start Record extracts

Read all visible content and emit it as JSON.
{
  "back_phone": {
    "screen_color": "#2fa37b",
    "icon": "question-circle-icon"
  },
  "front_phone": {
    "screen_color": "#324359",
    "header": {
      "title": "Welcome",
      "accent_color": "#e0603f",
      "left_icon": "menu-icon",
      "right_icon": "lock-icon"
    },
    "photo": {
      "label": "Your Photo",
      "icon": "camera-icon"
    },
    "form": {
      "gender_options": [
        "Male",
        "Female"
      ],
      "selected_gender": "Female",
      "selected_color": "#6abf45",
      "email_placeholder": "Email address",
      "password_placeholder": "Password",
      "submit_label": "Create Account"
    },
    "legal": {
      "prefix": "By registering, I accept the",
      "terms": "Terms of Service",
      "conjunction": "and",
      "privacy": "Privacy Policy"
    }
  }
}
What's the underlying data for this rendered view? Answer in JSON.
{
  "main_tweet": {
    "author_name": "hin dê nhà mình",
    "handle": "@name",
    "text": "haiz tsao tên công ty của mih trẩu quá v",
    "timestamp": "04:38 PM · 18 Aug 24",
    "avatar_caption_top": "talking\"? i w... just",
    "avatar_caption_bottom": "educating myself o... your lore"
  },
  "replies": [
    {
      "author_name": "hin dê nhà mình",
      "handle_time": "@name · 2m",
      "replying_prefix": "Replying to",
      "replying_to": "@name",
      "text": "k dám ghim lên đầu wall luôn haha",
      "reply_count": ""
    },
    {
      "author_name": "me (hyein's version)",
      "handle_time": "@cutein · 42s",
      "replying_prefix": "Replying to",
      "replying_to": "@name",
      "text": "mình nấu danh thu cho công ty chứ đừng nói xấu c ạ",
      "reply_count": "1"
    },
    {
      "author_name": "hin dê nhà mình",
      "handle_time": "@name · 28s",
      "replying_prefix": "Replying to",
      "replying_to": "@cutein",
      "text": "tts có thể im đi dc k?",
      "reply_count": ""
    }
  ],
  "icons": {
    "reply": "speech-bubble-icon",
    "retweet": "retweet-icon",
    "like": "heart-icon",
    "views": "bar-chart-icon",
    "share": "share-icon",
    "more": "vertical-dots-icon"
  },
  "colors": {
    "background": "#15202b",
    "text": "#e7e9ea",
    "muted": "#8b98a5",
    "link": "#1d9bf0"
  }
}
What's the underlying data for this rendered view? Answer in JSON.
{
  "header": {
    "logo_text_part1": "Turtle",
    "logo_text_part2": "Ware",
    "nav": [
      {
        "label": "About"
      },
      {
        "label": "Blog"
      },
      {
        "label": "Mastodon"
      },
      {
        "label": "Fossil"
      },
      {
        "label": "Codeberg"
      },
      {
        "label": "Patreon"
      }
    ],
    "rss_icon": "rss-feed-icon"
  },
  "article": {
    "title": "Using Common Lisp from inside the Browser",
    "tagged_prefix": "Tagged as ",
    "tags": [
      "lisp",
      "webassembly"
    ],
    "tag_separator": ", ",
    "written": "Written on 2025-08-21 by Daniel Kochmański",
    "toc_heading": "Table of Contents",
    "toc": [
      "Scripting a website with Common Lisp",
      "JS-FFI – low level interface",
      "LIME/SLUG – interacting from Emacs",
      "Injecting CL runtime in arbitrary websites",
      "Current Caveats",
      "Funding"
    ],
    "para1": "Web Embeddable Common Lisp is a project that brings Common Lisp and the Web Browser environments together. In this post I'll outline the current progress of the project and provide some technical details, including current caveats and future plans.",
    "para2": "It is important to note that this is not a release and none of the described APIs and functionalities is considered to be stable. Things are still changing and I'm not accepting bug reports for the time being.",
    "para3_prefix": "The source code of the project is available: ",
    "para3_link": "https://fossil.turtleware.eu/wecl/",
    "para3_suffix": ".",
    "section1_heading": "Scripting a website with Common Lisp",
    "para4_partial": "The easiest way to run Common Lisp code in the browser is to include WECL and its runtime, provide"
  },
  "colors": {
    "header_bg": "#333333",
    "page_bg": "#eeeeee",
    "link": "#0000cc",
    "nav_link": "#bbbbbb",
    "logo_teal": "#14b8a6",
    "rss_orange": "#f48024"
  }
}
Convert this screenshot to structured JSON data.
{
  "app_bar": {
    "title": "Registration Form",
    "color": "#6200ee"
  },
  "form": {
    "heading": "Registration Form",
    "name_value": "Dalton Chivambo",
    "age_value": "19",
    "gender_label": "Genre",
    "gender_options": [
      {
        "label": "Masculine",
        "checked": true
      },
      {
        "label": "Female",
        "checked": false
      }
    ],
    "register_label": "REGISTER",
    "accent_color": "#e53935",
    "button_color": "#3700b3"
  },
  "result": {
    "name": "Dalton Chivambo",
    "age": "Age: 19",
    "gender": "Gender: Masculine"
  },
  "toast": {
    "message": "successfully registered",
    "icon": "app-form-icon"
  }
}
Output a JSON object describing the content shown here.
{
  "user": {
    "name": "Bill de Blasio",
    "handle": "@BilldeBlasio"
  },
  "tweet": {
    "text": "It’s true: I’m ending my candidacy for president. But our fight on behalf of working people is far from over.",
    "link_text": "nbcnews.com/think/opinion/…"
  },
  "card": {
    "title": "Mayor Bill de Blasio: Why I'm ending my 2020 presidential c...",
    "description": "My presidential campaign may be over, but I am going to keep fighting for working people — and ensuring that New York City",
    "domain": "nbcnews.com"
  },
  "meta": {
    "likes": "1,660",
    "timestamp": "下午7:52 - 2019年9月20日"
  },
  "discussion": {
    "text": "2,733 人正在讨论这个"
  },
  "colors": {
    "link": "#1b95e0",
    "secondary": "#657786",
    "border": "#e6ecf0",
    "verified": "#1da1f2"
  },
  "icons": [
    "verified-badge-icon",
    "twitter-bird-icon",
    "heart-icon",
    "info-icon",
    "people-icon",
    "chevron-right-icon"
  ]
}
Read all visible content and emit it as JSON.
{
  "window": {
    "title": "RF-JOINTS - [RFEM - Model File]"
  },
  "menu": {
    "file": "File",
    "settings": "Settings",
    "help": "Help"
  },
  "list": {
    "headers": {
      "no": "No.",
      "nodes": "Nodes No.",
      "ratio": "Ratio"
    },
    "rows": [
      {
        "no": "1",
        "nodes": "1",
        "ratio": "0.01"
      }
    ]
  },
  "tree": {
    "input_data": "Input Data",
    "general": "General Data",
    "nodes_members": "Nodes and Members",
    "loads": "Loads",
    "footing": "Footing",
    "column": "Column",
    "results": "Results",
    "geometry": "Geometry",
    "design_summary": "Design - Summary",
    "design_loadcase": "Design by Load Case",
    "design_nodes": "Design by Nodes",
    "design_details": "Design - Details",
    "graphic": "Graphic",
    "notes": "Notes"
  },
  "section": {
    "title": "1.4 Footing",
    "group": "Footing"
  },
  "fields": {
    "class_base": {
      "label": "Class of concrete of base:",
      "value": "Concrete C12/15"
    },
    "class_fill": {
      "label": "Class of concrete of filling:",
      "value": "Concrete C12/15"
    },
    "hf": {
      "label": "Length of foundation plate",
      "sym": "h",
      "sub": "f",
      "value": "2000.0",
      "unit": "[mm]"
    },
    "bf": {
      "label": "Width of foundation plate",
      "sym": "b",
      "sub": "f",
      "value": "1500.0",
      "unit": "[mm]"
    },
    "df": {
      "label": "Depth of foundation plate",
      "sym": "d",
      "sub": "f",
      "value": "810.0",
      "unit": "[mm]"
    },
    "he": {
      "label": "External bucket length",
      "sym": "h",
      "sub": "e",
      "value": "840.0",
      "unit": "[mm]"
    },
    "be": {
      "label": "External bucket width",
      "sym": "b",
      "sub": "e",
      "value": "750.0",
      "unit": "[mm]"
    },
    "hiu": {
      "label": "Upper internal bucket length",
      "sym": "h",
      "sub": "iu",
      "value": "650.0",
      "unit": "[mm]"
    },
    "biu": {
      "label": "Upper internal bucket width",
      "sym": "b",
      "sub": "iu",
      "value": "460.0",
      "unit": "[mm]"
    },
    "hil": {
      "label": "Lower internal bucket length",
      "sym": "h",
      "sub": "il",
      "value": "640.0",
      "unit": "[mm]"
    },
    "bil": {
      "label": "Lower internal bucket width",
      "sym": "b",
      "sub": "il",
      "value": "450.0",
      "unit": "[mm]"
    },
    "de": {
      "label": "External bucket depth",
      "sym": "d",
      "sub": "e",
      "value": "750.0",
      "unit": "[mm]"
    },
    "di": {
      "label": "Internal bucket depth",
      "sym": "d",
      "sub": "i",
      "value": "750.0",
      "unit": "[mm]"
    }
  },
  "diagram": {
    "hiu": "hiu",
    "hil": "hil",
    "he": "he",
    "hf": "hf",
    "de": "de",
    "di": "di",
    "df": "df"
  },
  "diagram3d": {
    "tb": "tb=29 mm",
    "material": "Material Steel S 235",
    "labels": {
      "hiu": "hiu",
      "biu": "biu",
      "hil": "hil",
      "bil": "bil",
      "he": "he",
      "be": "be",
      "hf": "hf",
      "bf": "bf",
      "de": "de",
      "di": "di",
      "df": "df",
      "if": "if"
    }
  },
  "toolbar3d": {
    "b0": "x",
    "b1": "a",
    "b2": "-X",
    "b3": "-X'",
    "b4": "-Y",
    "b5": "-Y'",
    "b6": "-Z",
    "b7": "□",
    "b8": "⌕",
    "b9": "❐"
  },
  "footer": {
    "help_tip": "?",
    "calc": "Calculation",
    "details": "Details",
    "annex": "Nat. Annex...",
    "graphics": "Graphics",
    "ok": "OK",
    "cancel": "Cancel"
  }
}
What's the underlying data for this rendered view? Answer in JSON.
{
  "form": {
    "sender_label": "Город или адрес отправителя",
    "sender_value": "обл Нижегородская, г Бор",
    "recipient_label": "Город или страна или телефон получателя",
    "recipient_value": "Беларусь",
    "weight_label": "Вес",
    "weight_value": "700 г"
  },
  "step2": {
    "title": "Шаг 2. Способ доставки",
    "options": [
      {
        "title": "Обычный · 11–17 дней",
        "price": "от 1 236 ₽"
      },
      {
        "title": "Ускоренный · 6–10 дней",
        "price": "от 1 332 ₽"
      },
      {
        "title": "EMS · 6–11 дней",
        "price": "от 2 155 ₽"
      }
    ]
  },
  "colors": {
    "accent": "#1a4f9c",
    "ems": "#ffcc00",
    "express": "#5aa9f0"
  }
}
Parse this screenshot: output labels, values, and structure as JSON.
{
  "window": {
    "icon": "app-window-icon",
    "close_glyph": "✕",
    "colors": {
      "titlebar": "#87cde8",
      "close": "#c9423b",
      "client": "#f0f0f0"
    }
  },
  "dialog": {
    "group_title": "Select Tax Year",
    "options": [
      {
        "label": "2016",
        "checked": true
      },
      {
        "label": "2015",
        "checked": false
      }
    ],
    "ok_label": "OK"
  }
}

end Record extracts

Directions for this task >> Pick out the lines above containing the word "Common", then copy them.

Output for this exercise >>
    "title": "Using Common Lisp from inside the Browser",
      "Scripting a website with Common Lisp",
    "para1": "Web Embeddable Common Lisp is a project that brings Common Lisp and the Web Browser environments together. In this post I'll outline the current progress of the project and provide some technical details, including current caveats and future plans.",
    "section1_heading": "Scripting a website with Common Lisp",
    "para4_partial": "The easiest way to run Common Lisp code in the browser is to include WECL and its runtime, provide"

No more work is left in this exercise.